INSTRUCTIONS TO FOLLOW: Can you reproduce word for word the passage of the tribute to Gary that begins at "The first time" and stops after "much, much more."?

PAGE TEXT:
    As the Fitness Center Director, I have to deal with plenty of electrical, mechanical, and electronic malfunctioning and/or breakdowns, almost on a daily basis. Incidents that would require making phone calls, schedule appointments for technicians, part purchases, facing delays, etc… without mentioning paying large service bills. Instead, Gary was the solution for most of the cases. Within 24 hours our problems would be fixed. He would come back to my office and, with a smile on his face, announce that the problem was indeed not a problem anymore, he had fixed it!
    The first time I spoke with Gary, after we were introduced by the then AD Mummert, I knew I was talking to a person who had won one million dollars in the Hooser’s Lotto a few years back. He never mentioned it to me, never spoke about it until a few months back, one of the last weeks he was at work. After explaining to me the last series of radiation, chemo, and steroid treatments he had gone through the week before, he proceeded to tell me that he was a lucky man. A lucky man, I thought? He has three cancers in his brain the size of golf balls and he calls himself lucky?! He was then that he told me about the Lotto winnings and how blessed he had been to have received such a financial security for himself and his family without doing anything to deserve it. I didn’t tell him but, in my head, I surely knew he had deserved that win and much, much more.
    In the last three years Gary and I would strike conversations about our common European background with Gary saying how much he liked to have a mother from England and the connection he felt with her side of the family. I enjoyed immensely talking to Gary, he was quite a story teller in his reserved and unassuming self.
    Last time I spoke with Gary it was on the phone two weeks before he died. Of the two, I sounded like the one with a terminal disease. He was upbeat, witty, and optimistic as always. When we said goodbye he told me to say hello to the other guys in Athletics and, when asked if it was OK for other coaches to call, he responded: ” … only if they have good joke to tell!”
    Gary was kind, polite, funny, gentle, caring, and very smart.

Dataset entries:

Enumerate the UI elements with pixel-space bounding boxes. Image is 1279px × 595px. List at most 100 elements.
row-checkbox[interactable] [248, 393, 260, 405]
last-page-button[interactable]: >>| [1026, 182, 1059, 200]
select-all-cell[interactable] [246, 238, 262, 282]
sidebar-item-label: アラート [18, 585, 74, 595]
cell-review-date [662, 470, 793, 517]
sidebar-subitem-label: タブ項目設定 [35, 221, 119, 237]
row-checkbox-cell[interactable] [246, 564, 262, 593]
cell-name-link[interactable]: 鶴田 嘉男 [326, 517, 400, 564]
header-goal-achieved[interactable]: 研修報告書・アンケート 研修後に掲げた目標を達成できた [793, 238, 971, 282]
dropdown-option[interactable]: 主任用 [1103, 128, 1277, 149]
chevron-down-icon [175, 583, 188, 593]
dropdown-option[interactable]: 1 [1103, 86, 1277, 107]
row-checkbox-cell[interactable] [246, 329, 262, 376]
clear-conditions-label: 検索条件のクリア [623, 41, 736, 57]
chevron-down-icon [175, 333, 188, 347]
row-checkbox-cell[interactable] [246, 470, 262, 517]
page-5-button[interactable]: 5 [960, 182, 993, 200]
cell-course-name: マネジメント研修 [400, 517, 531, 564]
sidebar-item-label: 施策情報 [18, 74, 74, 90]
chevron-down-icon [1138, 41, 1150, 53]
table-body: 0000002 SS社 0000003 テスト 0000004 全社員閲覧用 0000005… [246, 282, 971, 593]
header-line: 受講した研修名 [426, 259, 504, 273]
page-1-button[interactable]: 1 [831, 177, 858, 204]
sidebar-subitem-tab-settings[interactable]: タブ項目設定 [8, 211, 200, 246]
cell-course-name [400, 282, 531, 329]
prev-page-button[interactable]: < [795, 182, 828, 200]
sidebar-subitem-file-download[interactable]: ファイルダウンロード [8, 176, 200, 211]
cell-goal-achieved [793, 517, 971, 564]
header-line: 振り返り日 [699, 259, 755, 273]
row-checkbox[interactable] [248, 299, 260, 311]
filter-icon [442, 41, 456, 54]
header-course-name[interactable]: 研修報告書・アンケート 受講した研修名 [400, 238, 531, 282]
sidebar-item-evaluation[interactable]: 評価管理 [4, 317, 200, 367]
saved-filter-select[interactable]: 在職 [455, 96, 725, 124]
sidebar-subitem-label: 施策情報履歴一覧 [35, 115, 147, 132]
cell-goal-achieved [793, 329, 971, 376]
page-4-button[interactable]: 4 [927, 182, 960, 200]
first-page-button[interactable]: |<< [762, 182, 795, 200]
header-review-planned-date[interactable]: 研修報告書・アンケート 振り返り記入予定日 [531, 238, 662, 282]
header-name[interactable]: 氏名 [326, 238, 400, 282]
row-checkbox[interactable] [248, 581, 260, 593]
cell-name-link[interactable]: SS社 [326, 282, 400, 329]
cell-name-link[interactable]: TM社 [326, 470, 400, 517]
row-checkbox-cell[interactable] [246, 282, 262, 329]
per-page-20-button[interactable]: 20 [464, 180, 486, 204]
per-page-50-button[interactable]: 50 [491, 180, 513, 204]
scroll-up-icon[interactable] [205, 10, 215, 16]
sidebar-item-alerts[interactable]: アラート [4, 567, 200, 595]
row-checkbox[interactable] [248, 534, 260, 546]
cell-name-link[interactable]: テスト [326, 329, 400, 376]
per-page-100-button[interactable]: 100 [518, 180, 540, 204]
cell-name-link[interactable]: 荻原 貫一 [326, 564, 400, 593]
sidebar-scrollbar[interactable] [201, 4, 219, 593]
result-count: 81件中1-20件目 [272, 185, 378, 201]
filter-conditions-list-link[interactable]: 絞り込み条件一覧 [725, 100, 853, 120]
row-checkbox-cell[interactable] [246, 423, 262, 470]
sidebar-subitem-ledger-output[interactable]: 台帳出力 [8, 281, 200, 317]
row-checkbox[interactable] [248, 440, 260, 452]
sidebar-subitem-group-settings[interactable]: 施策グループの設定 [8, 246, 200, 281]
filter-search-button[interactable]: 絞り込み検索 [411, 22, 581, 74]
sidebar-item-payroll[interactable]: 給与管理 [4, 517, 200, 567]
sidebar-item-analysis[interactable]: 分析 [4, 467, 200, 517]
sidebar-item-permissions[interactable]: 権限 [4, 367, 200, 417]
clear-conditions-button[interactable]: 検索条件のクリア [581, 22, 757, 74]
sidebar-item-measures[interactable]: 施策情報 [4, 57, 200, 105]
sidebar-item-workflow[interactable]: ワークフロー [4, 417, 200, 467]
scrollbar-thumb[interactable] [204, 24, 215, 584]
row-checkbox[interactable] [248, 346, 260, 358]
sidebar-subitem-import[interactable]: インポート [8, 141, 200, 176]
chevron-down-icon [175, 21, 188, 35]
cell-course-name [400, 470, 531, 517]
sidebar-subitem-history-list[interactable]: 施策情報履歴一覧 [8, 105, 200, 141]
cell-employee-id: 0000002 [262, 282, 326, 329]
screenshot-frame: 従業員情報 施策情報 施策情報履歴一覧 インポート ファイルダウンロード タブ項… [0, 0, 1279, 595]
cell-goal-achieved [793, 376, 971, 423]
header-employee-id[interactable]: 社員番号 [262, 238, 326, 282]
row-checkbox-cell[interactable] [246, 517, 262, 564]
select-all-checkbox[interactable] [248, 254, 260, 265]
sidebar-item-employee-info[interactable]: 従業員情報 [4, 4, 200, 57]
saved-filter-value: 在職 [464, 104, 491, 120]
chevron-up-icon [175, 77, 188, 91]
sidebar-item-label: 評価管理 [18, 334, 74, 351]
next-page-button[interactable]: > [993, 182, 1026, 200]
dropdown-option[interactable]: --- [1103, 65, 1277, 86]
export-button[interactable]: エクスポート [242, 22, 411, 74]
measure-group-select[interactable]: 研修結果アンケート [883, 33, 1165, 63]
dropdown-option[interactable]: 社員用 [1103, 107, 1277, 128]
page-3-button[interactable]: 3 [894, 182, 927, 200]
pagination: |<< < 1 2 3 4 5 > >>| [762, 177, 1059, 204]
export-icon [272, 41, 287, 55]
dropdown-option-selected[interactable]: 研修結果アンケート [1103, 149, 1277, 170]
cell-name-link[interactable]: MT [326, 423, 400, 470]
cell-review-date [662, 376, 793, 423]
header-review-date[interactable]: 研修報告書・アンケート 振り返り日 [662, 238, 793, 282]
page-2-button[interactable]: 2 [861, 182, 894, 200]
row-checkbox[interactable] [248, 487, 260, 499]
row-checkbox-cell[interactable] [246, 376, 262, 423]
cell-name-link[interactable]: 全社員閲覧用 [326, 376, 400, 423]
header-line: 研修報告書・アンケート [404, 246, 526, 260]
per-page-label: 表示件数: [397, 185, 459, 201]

WRITTEN REPLY:
The first time I spoke with Gary, after we were introduced by the then AD Mummert, I knew I was talking to a person who had won one million dollars in the Hooser’s Lotto a few years back. He never mentioned it to me, never spoke about it until a few months back, one of the last weeks he was at work. After explaining to me the last series of radiation, chemo, and steroid treatments he had gone through the week before, he proceeded to tell me that he was a lucky man. A lucky man, I thought? He has three cancers in his brain the size of golf balls and he calls himself lucky?! He was then that he told me about the Lotto winnings and how blessed he had been to have received such a financial security for himself and his family without doing anything to deserve it. I didn’t tell him but, in my head, I surely knew he had deserved that win and much, much more.